• Problem requirements: With the pictures left out, copy the listing below exactly.

• Materials provided:
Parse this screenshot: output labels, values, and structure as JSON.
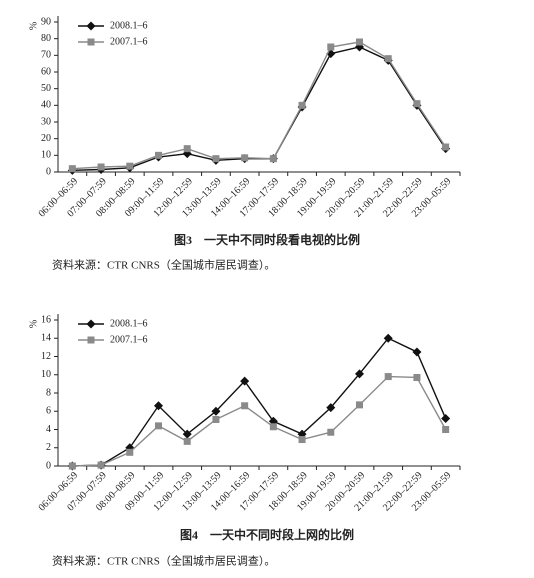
{
  "chart_data": [
    {
      "type": "line",
      "y_label": "%",
      "categories": [
        "06:00–06:59",
        "07:00–07:59",
        "08:00–08:59",
        "09:00–11:59",
        "12:00–12:59",
        "13:00–13:59",
        "14:00–16:59",
        "17:00–17:59",
        "18:00–18:59",
        "19:00–19:59",
        "20:00–20:59",
        "21:00–21:59",
        "22:00–22:59",
        "23:00–05:59"
      ],
      "series": [
        {
          "name": "2008.1–6",
          "color": "#111111",
          "marker": "diamond",
          "values": [
            1,
            1.5,
            2.5,
            9,
            11,
            7,
            8,
            8,
            39,
            71,
            75,
            67,
            40,
            14
          ]
        },
        {
          "name": "2007.1–6",
          "color": "#8a8a8a",
          "marker": "square",
          "values": [
            2,
            3,
            3.5,
            10,
            14,
            8,
            8.5,
            8,
            40,
            75,
            78,
            68,
            41,
            15
          ]
        }
      ],
      "ylim": [
        0,
        90
      ],
      "yticks": [
        0,
        10,
        20,
        30,
        40,
        50,
        60,
        70,
        80,
        90
      ],
      "caption": "图3　一天中不同时段看电视的比例",
      "source": "资料来源：CTR CNRS（全国城市居民调查）。"
    },
    {
      "type": "line",
      "y_label": "%",
      "categories": [
        "06:00–06:59",
        "07:00–07:59",
        "08:00–08:59",
        "09:00–11:59",
        "12:00–12:59",
        "13:00–13:59",
        "14:00–16:59",
        "17:00–17:59",
        "18:00–18:59",
        "19:00–19:59",
        "20:00–20:59",
        "21:00–21:59",
        "22:00–22:59",
        "23:00–05:59"
      ],
      "series": [
        {
          "name": "2008.1–6",
          "color": "#111111",
          "marker": "diamond",
          "values": [
            0,
            0.1,
            2,
            6.6,
            3.5,
            6,
            9.3,
            4.9,
            3.5,
            6.4,
            10.1,
            14,
            12.5,
            5.2
          ]
        },
        {
          "name": "2007.1–6",
          "color": "#8a8a8a",
          "marker": "square",
          "values": [
            0,
            0.1,
            1.5,
            4.4,
            2.7,
            5.1,
            6.6,
            4.3,
            2.9,
            3.7,
            6.7,
            9.8,
            9.7,
            4
          ]
        }
      ],
      "ylim": [
        0,
        16
      ],
      "yticks": [
        0,
        2,
        4,
        6,
        8,
        10,
        12,
        14,
        16
      ],
      "caption": "图4　一天中不同时段上网的比例",
      "source": "资料来源：CTR CNRS（全国城市居民调查）。"
    }
  ]
}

• The completed task:
Parse this screenshot: output labels, values, and structure as JSON.
{
  "chart_data": [
    {
      "type": "line",
      "y_label": "%",
      "categories": [
        "06:00–06:59",
        "07:00–07:59",
        "08:00–08:59",
        "09:00–11:59",
        "12:00–12:59",
        "13:00–13:59",
        "14:00–16:59",
        "17:00–17:59",
        "18:00–18:59",
        "19:00–19:59",
        "20:00–20:59",
        "21:00–21:59",
        "22:00–22:59",
        "23:00–05:59"
      ],
      "series": [
        {
          "name": "2008.1–6",
          "color": "#111111",
          "marker": "diamond",
          "values": [
            1,
            1.5,
            2.5,
            9,
            11,
            7,
            8,
            8,
            39,
            71,
            75,
            67,
            40,
            14
          ]
        },
        {
          "name": "2007.1–6",
          "color": "#8a8a8a",
          "marker": "square",
          "values": [
            2,
            3,
            3.5,
            10,
            14,
            8,
            8.5,
            8,
            40,
            75,
            78,
            68,
            41,
            15
          ]
        }
      ],
      "ylim": [
        0,
        90
      ],
      "yticks": [
        0,
        10,
        20,
        30,
        40,
        50,
        60,
        70,
        80,
        90
      ],
      "caption": "图3　一天中不同时段看电视的比例",
      "source": "资料来源：CTR CNRS（全国城市居民调查）。"
    },
    {
      "type": "line",
      "y_label": "%",
      "categories": [
        "06:00–06:59",
        "07:00–07:59",
        "08:00–08:59",
        "09:00–11:59",
        "12:00–12:59",
        "13:00–13:59",
        "14:00–16:59",
        "17:00–17:59",
        "18:00–18:59",
        "19:00–19:59",
        "20:00–20:59",
        "21:00–21:59",
        "22:00–22:59",
        "23:00–05:59"
      ],
      "series": [
        {
          "name": "2008.1–6",
          "color": "#111111",
          "marker": "diamond",
          "values": [
            0,
            0.1,
            2,
            6.6,
            3.5,
            6,
            9.3,
            4.9,
            3.5,
            6.4,
            10.1,
            14,
            12.5,
            5.2
          ]
        },
        {
          "name": "2007.1–6",
          "color": "#8a8a8a",
          "marker": "square",
          "values": [
            0,
            0.1,
            1.5,
            4.4,
            2.7,
            5.1,
            6.6,
            4.3,
            2.9,
            3.7,
            6.7,
            9.8,
            9.7,
            4
          ]
        }
      ],
      "ylim": [
        0,
        16
      ],
      "yticks": [
        0,
        2,
        4,
        6,
        8,
        10,
        12,
        14,
        16
      ],
      "caption": "图4　一天中不同时段上网的比例",
      "source": "资料来源：CTR CNRS（全国城市居民调查）。"
    }
  ]
}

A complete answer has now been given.